*TASK GOAL*. Please quote, word for word, everything from the start of the material down to and including the line that contains "cyc-label: Cyc — [370, 341, 391, 355]".

*INFORMATION PROVIDED*.
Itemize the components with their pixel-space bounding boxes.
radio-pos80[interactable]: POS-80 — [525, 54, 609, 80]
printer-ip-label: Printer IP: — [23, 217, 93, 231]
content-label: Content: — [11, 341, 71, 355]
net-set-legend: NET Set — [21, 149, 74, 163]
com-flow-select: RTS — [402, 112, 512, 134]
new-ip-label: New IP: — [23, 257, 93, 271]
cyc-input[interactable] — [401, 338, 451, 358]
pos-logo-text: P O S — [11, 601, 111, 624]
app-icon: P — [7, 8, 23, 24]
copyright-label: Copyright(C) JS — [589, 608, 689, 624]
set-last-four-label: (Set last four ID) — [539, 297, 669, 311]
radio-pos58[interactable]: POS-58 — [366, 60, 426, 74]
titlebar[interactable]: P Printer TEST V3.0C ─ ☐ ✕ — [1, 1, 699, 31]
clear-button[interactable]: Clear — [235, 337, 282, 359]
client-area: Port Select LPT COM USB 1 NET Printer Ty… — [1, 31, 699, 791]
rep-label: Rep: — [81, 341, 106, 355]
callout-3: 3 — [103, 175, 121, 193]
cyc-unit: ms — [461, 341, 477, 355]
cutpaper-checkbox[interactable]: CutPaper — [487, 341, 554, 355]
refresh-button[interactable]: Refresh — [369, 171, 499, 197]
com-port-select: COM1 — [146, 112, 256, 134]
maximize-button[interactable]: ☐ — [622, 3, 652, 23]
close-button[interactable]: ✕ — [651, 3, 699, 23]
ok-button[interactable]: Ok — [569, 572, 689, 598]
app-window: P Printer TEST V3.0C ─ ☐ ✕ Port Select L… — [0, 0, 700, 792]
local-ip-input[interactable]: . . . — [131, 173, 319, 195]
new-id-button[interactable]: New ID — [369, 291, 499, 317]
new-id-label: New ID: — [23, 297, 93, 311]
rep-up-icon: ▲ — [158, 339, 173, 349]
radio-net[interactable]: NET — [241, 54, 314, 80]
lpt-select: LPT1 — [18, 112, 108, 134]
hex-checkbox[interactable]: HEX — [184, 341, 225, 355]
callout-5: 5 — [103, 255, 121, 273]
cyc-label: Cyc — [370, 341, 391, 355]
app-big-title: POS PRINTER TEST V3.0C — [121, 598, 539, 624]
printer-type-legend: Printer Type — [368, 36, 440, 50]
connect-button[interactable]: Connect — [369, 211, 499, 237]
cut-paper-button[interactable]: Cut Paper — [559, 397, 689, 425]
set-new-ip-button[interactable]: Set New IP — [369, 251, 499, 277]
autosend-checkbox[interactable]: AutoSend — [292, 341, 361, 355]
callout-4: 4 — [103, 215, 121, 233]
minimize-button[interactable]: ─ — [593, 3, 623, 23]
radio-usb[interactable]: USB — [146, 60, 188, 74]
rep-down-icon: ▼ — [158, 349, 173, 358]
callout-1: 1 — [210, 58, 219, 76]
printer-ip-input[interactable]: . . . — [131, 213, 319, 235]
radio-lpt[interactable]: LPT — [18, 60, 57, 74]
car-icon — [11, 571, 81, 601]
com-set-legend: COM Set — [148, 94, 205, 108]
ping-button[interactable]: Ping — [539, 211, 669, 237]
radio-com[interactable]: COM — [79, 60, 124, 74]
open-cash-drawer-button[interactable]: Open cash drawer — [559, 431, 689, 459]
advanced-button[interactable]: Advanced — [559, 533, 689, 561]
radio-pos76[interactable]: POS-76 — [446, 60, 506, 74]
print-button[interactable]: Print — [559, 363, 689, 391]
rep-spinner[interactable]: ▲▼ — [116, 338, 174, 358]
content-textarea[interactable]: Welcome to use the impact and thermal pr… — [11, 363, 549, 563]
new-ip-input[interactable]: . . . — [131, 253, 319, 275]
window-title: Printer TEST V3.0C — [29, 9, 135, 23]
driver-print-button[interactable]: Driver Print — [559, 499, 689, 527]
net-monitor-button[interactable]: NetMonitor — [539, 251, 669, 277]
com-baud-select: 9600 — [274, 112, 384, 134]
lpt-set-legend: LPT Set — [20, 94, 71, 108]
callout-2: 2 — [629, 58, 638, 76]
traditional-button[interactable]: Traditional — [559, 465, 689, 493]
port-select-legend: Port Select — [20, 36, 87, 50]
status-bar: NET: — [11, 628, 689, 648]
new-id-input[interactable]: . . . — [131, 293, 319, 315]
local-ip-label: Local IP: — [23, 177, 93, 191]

*SOLUTION*.
Itemize the components with their pixel-space bounding boxes.
radio-pos80[interactable]: POS-80 — [525, 54, 609, 80]
printer-ip-label: Printer IP: — [23, 217, 93, 231]
content-label: Content: — [11, 341, 71, 355]
net-set-legend: NET Set — [21, 149, 74, 163]
com-flow-select: RTS — [402, 112, 512, 134]
new-ip-label: New IP: — [23, 257, 93, 271]
cyc-input[interactable] — [401, 338, 451, 358]
pos-logo-text: P O S — [11, 601, 111, 624]
app-icon: P — [7, 8, 23, 24]
copyright-label: Copyright(C) JS — [589, 608, 689, 624]
set-last-four-label: (Set last four ID) — [539, 297, 669, 311]
radio-pos58[interactable]: POS-58 — [366, 60, 426, 74]
titlebar[interactable]: P Printer TEST V3.0C ─ ☐ ✕ — [1, 1, 699, 31]
clear-button[interactable]: Clear — [235, 337, 282, 359]
client-area: Port Select LPT COM USB 1 NET Printer Ty… — [1, 31, 699, 791]
rep-label: Rep: — [81, 341, 106, 355]
callout-3: 3 — [103, 175, 121, 193]
cyc-unit: ms — [461, 341, 477, 355]
cutpaper-checkbox[interactable]: CutPaper — [487, 341, 554, 355]
refresh-button[interactable]: Refresh — [369, 171, 499, 197]
com-port-select: COM1 — [146, 112, 256, 134]
maximize-button[interactable]: ☐ — [622, 3, 652, 23]
close-button[interactable]: ✕ — [651, 3, 699, 23]
ok-button[interactable]: Ok — [569, 572, 689, 598]
app-window: P Printer TEST V3.0C ─ ☐ ✕ Port Select L… — [0, 0, 700, 792]
local-ip-input[interactable]: . . . — [131, 173, 319, 195]
new-id-button[interactable]: New ID — [369, 291, 499, 317]
new-id-label: New ID: — [23, 297, 93, 311]
rep-up-icon: ▲ — [158, 339, 173, 349]
radio-net[interactable]: NET — [241, 54, 314, 80]
lpt-select: LPT1 — [18, 112, 108, 134]
hex-checkbox[interactable]: HEX — [184, 341, 225, 355]
callout-5: 5 — [103, 255, 121, 273]
cyc-label: Cyc — [370, 341, 391, 355]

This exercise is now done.